> [What you will do]
Reproduce all the lines exactly as they stand, apart from the pictures.

> [Excerpted data]
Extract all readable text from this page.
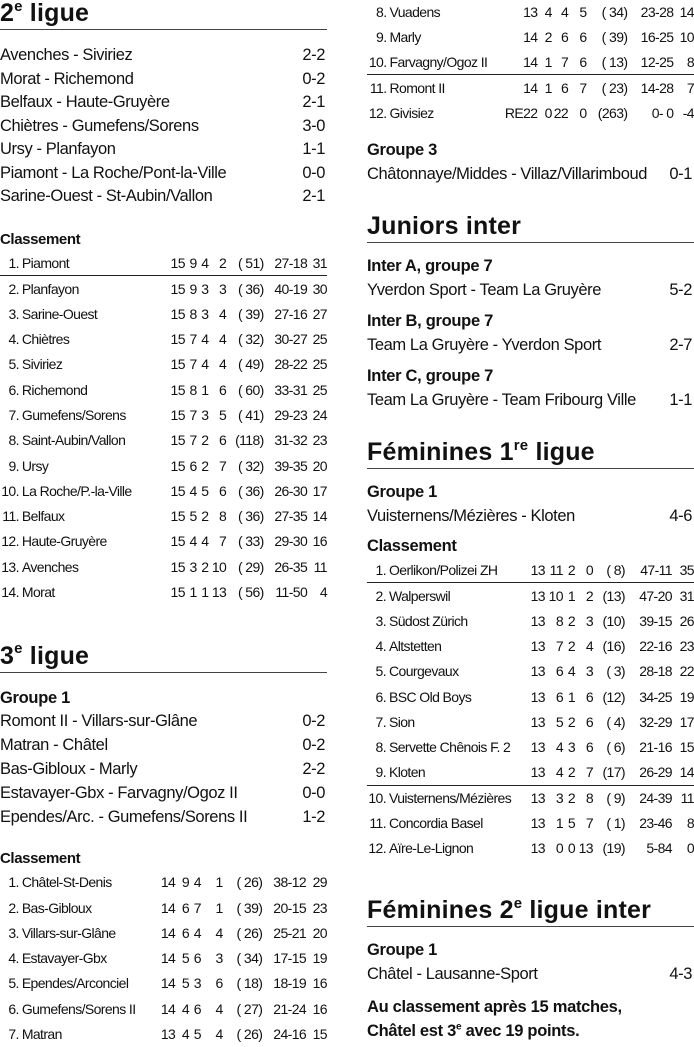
2e ligue
Avenches - Siviriez	2-2
Morat - Richemond	0-2
Belfaux - Haute-Gruyère	2-1
Chiètres - Gumefens/Sorens	3-0
Ursy - Planfayon	1-1
Piamont - La Roche/Pont-la-Ville	0-0
Sarine-Ouest - St-Aubin/Vallon	2-1
Classement
1.	Piamont	15	9	4	2	( 51)	27-18	31
2.	Planfayon	15	9	3	3	( 36)	40-19	30
3.	Sarine-Ouest	15	8	3	4	( 39)	27-16	27
4.	Chiètres	15	7	4	4	( 32)	30-27	25
5.	Siviriez	15	7	4	4	( 49)	28-22	25
6.	Richemond	15	8	1	6	( 60)	33-31	25
7.	Gumefens/Sorens	15	7	3	5	( 41)	29-23	24
8.	Saint-Aubin/Vallon	15	7	2	6	(118)	31-32	23
9.	Ursy	15	6	2	7	( 32)	39-35	20
10.	La Roche/P.-la-Ville	15	4	5	6	( 36)	26-30	17
11.	Belfaux	15	5	2	8	( 36)	27-35	14
12.	Haute-Gruyère	15	4	4	7	( 33)	29-30	16
13.	Avenches	15	3	2	10	( 29)	26-35	11
14.	Morat	15	1	1	13	( 56)	11-50	4
3e ligue
Groupe 1
Romont II - Villars-sur-Glâne	0-2
Matran - Châtel	0-2
Bas-Gibloux - Marly	2-2
Estavayer-Gbx - Farvagny/Ogoz II	0-0
Ependes/Arc. - Gumefens/Sorens II	1-2
Classement
1.	Châtel-St-Denis	14	9	4	1	( 26)	38-12	29
2.	Bas-Gibloux	14	6	7	1	( 39)	20-15	23
3.	Villars-sur-Glâne	14	6	4	4	( 26)	25-21	20
4.	Estavayer-Gbx	14	5	6	3	( 34)	17-15	19
5.	Ependes/Arconciel	14	5	3	6	( 18)	18-19	16
6.	Gumefens/Sorens II	14	4	6	4	( 27)	21-24	16
7.	Matran	13	4	5	4	( 26)	24-16	15
8.	Vuadens	13	4	4	5	( 34)	23-28	14
9.	Marly	14	2	6	6	( 39)	16-25	10
10.	Farvagny/Ogoz II	14	1	7	6	( 13)	12-25	8
11.	Romont II	14	1	6	7	( 23)	14-28	7
12.	Givisiez	RE22	0	22	0	(263)	0- 0	-4
Groupe 3
Châtonnaye/Middes - Villaz/Villarimboud 0-1
Juniors inter
Inter A, groupe 7
Yverdon Sport - Team La Gruyère	5-2
Inter B, groupe 7
Team La Gruyère - Yverdon Sport	2-7
Inter C, groupe 7
Team La Gruyère - Team Fribourg Ville 1-1
Féminines 1re ligue
Groupe 1
Vuisternens/Mézières - Kloten	4-6
Classement
1.	Oerlikon/Polizei ZH	13	11	2	0	( 8)	47-11	35
2.	Walperswil	13	10	1	2	(13)	47-20	31
3.	Südost Zürich	13	8	2	3	(10)	39-15	26
4.	Altstetten	13	7	2	4	(16)	22-16	23
5.	Courgevaux	13	6	4	3	( 3)	28-18	22
6.	BSC Old Boys	13	6	1	6	(12)	34-25	19
7.	Sion	13	5	2	6	( 4)	32-29	17
8.	Servette Chênois F. 2	13	4	3	6	( 6)	21-16	15
9.	Kloten	13	4	2	7	(17)	26-29	14
10.	Vuisternens/Mézières	13	3	2	8	( 9)	24-39	11
11.	Concordia Basel	13	1	5	7	( 1)	23-46	8
12.	Aïre-Le-Lignon	13	0	0	13	(19)	5-84	0
Féminines 2e ligue inter
Groupe 1
Châtel - Lausanne-Sport	4-3
Au classement après 15 matches,
Châtel est 3e avec 19 points.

> [Output of the task]
Extract all readable text from this page.
2e ligue
Avenches - Siviriez	2-2
Morat - Richemond	0-2
Belfaux - Haute-Gruyère	2-1
Chiètres - Gumefens/Sorens	3-0
Ursy - Planfayon	1-1
Piamont - La Roche/Pont-la-Ville	0-0
Sarine-Ouest - St-Aubin/Vallon	2-1
Classement
1.	Piamont	15	9	4	2	( 51)	27-18	31
2.	Planfayon	15	9	3	3	( 36)	40-19	30
3.	Sarine-Ouest	15	8	3	4	( 39)	27-16	27
4.	Chiètres	15	7	4	4	( 32)	30-27	25
5.	Siviriez	15	7	4	4	( 49)	28-22	25
6.	Richemond	15	8	1	6	( 60)	33-31	25
7.	Gumefens/Sorens	15	7	3	5	( 41)	29-23	24
8.	Saint-Aubin/Vallon	15	7	2	6	(118)	31-32	23
9.	Ursy	15	6	2	7	( 32)	39-35	20
10.	La Roche/P.-la-Ville	15	4	5	6	( 36)	26-30	17
11.	Belfaux	15	5	2	8	( 36)	27-35	14
12.	Haute-Gruyère	15	4	4	7	( 33)	29-30	16
13.	Avenches	15	3	2	10	( 29)	26-35	11
14.	Morat	15	1	1	13	( 56)	11-50	4
3e ligue
Groupe 1
Romont II - Villars-sur-Glâne	0-2
Matran - Châtel	0-2
Bas-Gibloux - Marly	2-2
Estavayer-Gbx - Farvagny/Ogoz II	0-0
Ependes/Arc. - Gumefens/Sorens II	1-2
Classement
1.	Châtel-St-Denis	14	9	4	1	( 26)	38-12	29
2.	Bas-Gibloux	14	6	7	1	( 39)	20-15	23
3.	Villars-sur-Glâne	14	6	4	4	( 26)	25-21	20
4.	Estavayer-Gbx	14	5	6	3	( 34)	17-15	19
5.	Ependes/Arconciel	14	5	3	6	( 18)	18-19	16
6.	Gumefens/Sorens II	14	4	6	4	( 27)	21-24	16
7.	Matran	13	4	5	4	( 26)	24-16	15
8.	Vuadens	13	4	4	5	( 34)	23-28	14
9.	Marly	14	2	6	6	( 39)	16-25	10
10.	Farvagny/Ogoz II	14	1	7	6	( 13)	12-25	8
11.	Romont II	14	1	6	7	( 23)	14-28	7
12.	Givisiez	RE22	0	22	0	(263)	0- 0	-4
Groupe 3
Châtonnaye/Middes - Villaz/Villarimboud 0-1
Juniors inter
Inter A, groupe 7
Yverdon Sport - Team La Gruyère	5-2
Inter B, groupe 7
Team La Gruyère - Yverdon Sport	2-7
Inter C, groupe 7
Team La Gruyère - Team Fribourg Ville 1-1
Féminines 1re ligue
Groupe 1
Vuisternens/Mézières - Kloten	4-6
Classement
1.	Oerlikon/Polizei ZH	13	11	2	0	( 8)	47-11	35
2.	Walperswil	13	10	1	2	(13)	47-20	31
3.	Südost Zürich	13	8	2	3	(10)	39-15	26
4.	Altstetten	13	7	2	4	(16)	22-16	23
5.	Courgevaux	13	6	4	3	( 3)	28-18	22
6.	BSC Old Boys	13	6	1	6	(12)	34-25	19
7.	Sion	13	5	2	6	( 4)	32-29	17
8.	Servette Chênois F. 2	13	4	3	6	( 6)	21-16	15
9.	Kloten	13	4	2	7	(17)	26-29	14
10.	Vuisternens/Mézières	13	3	2	8	( 9)	24-39	11
11.	Concordia Basel	13	1	5	7	( 1)	23-46	8
12.	Aïre-Le-Lignon	13	0	0	13	(19)	5-84	0
Féminines 2e ligue inter
Groupe 1
Châtel - Lausanne-Sport	4-3
Au classement après 15 matches,
Châtel est 3e avec 19 points.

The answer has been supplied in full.